Goal of the exercise: Output every line below exactly.

╭─ Exercise material

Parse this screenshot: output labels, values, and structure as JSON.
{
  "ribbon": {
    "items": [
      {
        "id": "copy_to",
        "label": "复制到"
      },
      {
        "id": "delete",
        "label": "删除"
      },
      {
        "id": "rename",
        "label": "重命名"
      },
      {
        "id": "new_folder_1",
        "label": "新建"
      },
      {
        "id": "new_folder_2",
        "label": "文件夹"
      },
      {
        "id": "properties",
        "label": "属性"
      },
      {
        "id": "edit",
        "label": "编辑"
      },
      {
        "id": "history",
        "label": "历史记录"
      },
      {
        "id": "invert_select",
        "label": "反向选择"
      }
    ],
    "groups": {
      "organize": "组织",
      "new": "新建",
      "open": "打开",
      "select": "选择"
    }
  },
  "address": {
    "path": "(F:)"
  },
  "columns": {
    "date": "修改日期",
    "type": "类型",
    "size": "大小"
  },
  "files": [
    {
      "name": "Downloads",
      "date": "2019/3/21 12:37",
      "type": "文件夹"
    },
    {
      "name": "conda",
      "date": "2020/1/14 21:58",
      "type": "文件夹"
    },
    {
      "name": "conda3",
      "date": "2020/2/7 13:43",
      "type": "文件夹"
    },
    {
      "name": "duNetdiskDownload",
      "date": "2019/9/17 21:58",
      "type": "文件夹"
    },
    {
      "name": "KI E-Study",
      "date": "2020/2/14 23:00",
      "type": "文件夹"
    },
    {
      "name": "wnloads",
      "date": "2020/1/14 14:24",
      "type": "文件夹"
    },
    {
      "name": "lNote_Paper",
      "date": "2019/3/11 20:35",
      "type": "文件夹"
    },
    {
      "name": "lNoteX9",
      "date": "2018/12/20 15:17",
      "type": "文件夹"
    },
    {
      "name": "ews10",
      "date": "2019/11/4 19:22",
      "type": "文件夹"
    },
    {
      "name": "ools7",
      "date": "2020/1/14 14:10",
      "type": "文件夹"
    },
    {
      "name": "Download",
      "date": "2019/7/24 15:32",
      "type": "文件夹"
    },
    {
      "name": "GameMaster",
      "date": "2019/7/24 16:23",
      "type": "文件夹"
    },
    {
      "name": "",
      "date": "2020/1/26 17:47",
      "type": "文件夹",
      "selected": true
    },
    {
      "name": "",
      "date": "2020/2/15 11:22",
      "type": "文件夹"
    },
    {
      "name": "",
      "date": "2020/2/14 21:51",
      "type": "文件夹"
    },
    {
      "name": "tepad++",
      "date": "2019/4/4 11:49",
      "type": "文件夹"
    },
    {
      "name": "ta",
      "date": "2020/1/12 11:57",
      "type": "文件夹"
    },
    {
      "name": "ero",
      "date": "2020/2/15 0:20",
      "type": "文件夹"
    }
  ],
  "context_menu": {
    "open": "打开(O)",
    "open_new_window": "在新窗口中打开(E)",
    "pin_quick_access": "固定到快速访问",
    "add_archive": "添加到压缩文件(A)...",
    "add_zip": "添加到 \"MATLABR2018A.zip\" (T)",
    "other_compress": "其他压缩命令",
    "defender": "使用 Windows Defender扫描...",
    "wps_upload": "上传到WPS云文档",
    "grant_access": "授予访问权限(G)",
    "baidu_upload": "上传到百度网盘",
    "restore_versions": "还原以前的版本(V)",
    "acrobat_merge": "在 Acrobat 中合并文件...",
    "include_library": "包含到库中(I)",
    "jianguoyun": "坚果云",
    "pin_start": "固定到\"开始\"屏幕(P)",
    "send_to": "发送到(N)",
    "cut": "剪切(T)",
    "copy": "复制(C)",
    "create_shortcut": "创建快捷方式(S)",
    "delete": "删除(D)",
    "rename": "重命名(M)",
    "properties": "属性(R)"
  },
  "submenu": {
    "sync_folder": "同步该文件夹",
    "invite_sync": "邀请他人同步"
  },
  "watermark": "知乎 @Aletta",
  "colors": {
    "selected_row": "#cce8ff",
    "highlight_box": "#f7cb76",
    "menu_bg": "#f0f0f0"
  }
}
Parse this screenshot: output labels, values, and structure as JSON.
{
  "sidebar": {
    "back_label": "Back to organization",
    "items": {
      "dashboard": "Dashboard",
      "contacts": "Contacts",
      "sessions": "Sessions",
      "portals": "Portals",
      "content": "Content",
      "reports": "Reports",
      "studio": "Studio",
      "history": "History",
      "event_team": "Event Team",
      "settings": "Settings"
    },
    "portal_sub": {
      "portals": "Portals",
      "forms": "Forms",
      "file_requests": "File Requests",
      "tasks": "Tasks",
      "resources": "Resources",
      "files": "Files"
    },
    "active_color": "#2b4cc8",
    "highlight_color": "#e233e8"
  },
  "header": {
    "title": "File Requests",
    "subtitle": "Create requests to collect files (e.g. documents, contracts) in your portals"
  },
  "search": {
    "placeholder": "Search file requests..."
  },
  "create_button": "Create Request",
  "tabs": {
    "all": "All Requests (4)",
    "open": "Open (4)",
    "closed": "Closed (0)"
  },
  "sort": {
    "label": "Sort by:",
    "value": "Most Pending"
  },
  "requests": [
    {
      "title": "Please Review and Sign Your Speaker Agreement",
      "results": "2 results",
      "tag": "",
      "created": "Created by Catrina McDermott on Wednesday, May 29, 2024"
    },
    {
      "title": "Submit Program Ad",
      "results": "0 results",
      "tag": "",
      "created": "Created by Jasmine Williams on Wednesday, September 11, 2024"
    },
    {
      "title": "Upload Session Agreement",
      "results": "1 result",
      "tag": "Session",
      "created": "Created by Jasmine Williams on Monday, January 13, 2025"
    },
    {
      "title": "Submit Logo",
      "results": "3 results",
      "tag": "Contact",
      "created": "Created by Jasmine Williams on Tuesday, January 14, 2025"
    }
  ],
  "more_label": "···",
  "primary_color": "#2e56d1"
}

╰─

Solution for this problem:
Parse this screenshot: output labels, values, and structure as JSON.
{
  "ribbon": {
    "items": [
      {
        "id": "copy_to",
        "label": "复制到"
      },
      {
        "id": "delete",
        "label": "删除"
      },
      {
        "id": "rename",
        "label": "重命名"
      },
      {
        "id": "new_folder_1",
        "label": "新建"
      },
      {
        "id": "new_folder_2",
        "label": "文件夹"
      },
      {
        "id": "properties",
        "label": "属性"
      },
      {
        "id": "edit",
        "label": "编辑"
      },
      {
        "id": "history",
        "label": "历史记录"
      },
      {
        "id": "invert_select",
        "label": "反向选择"
      }
    ],
    "groups": {
      "organize": "组织",
      "new": "新建",
      "open": "打开",
      "select": "选择"
    }
  },
  "address": {
    "path": "(F:)"
  },
  "columns": {
    "date": "修改日期",
    "type": "类型",
    "size": "大小"
  },
  "files": [
    {
      "name": "Downloads",
      "date": "2019/3/21 12:37",
      "type": "文件夹"
    },
    {
      "name": "conda",
      "date": "2020/1/14 21:58",
      "type": "文件夹"
    },
    {
      "name": "conda3",
      "date": "2020/2/7 13:43",
      "type": "文件夹"
    },
    {
      "name": "duNetdiskDownload",
      "date": "2019/9/17 21:58",
      "type": "文件夹"
    },
    {
      "name": "KI E-Study",
      "date": "2020/2/14 23:00",
      "type": "文件夹"
    },
    {
      "name": "wnloads",
      "date": "2020/1/14 14:24",
      "type": "文件夹"
    },
    {
      "name": "lNote_Paper",
      "date": "2019/3/11 20:35",
      "type": "文件夹"
    },
    {
      "name": "lNoteX9",
      "date": "2018/12/20 15:17",
      "type": "文件夹"
    },
    {
      "name": "ews10",
      "date": "2019/11/4 19:22",
      "type": "文件夹"
    },
    {
      "name": "ools7",
      "date": "2020/1/14 14:10",
      "type": "文件夹"
    },
    {
      "name": "Download",
      "date": "2019/7/24 15:32",
      "type": "文件夹"
    },
    {
      "name": "GameMaster",
      "date": "2019/7/24 16:23",
      "type": "文件夹"
    },
    {
      "name": "",
      "date": "2020/1/26 17:47",
      "type": "文件夹",
      "selected": true
    },
    {
      "name": "",
      "date": "2020/2/15 11:22",
      "type": "文件夹"
    },
    {
      "name": "",
      "date": "2020/2/14 21:51",
      "type": "文件夹"
    },
    {
      "name": "tepad++",
      "date": "2019/4/4 11:49",
      "type": "文件夹"
    },
    {
      "name": "ta",
      "date": "2020/1/12 11:57",
      "type": "文件夹"
    },
    {
      "name": "ero",
      "date": "2020/2/15 0:20",
      "type": "文件夹"
    }
  ],
  "context_menu": {
    "open": "打开(O)",
    "open_new_window": "在新窗口中打开(E)",
    "pin_quick_access": "固定到快速访问",
    "add_archive": "添加到压缩文件(A)...",
    "add_zip": "添加到 \"MATLABR2018A.zip\" (T)",
    "other_compress": "其他压缩命令",
    "defender": "使用 Windows Defender扫描...",
    "wps_upload": "上传到WPS云文档",
    "grant_access": "授予访问权限(G)",
    "baidu_upload": "上传到百度网盘",
    "restore_versions": "还原以前的版本(V)",
    "acrobat_merge": "在 Acrobat 中合并文件...",
    "include_library": "包含到库中(I)",
    "jianguoyun": "坚果云",
    "pin_start": "固定到\"开始\"屏幕(P)",
    "send_to": "发送到(N)",
    "cut": "剪切(T)",
    "copy": "复制(C)",
    "create_shortcut": "创建快捷方式(S)",
    "delete": "删除(D)",
    "rename": "重命名(M)",
    "properties": "属性(R)"
  },
  "submenu": {
    "sync_folder": "同步该文件夹",
    "invite_sync": "邀请他人同步"
  },
  "watermark": "知乎 @Aletta",
  "colors": {
    "selected_row": "#cce8ff",
    "highlight_box": "#f7cb76",
    "menu_bg": "#f0f0f0"
  }
}
Parse this screenshot: output labels, values, and structure as JSON.
{
  "sidebar": {
    "back_label": "Back to organization",
    "items": {
      "dashboard": "Dashboard",
      "contacts": "Contacts",
      "sessions": "Sessions",
      "portals": "Portals",
      "content": "Content",
      "reports": "Reports",
      "studio": "Studio",
      "history": "History",
      "event_team": "Event Team",
      "settings": "Settings"
    },
    "portal_sub": {
      "portals": "Portals",
      "forms": "Forms",
      "file_requests": "File Requests",
      "tasks": "Tasks",
      "resources": "Resources",
      "files": "Files"
    },
    "active_color": "#2b4cc8",
    "highlight_color": "#e233e8"
  },
  "header": {
    "title": "File Requests",
    "subtitle": "Create requests to collect files (e.g. documents, contracts) in your portals"
  },
  "search": {
    "placeholder": "Search file requests..."
  },
  "create_button": "Create Request",
  "tabs": {
    "all": "All Requests (4)",
    "open": "Open (4)",
    "closed": "Closed (0)"
  },
  "sort": {
    "label": "Sort by:",
    "value": "Most Pending"
  },
  "requests": [
    {
      "title": "Please Review and Sign Your Speaker Agreement",
      "results": "2 results",
      "tag": "",
      "created": "Created by Catrina McDermott on Wednesday, May 29, 2024"
    },
    {
      "title": "Submit Program Ad",
      "results": "0 results",
      "tag": "",
      "created": "Created by Jasmine Williams on Wednesday, September 11, 2024"
    },
    {
      "title": "Upload Session Agreement",
      "results": "1 result",
      "tag": "Session",
      "created": "Created by Jasmine Williams on Monday, January 13, 2025"
    },
    {
      "title": "Submit Logo",
      "results": "3 results",
      "tag": "Contact",
      "created": "Created by Jasmine Williams on Tuesday, January 14, 2025"
    }
  ],
  "more_label": "···",
  "primary_color": "#2e56d1"
}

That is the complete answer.